_Task details_:
Reproduce the lines of the material exactly, excluding every image.

_Input for this task_:
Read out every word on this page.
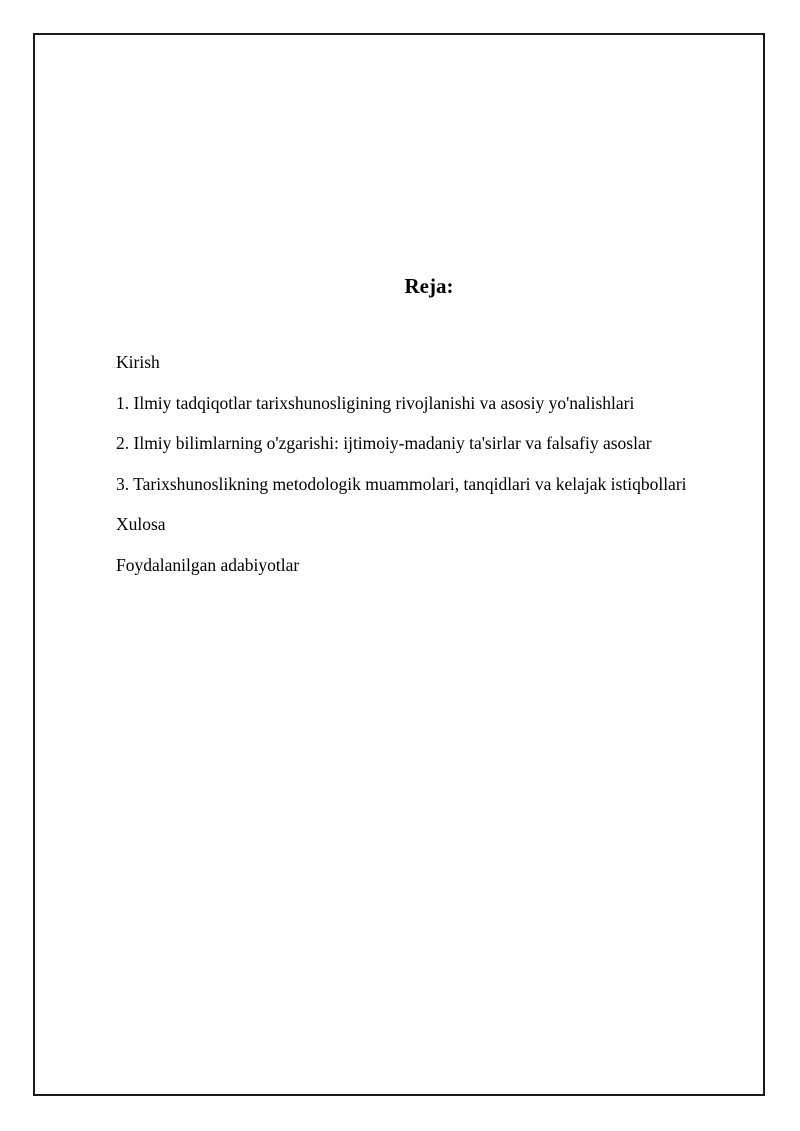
Reja:
Kirish
1. Ilmiy tadqiqotlar tarixshunosligining rivojlanishi va asosiy yo'nalishlari
2. Ilmiy bilimlarning o'zgarishi: ijtimoiy-madaniy ta'sirlar va falsafiy asoslar
3. Tarixshunoslikning metodologik muammolari, tanqidlari va kelajak istiqbollari
Xulosa
Foydalanilgan adabiyotlar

_Response_:
Read out every word on this page.
Reja:
Kirish
1. Ilmiy tadqiqotlar tarixshunosligining rivojlanishi va asosiy yo'nalishlari
2. Ilmiy bilimlarning o'zgarishi: ijtimoiy-madaniy ta'sirlar va falsafiy asoslar
3. Tarixshunoslikning metodologik muammolari, tanqidlari va kelajak istiqbollari
Xulosa
Foydalanilgan adabiyotlar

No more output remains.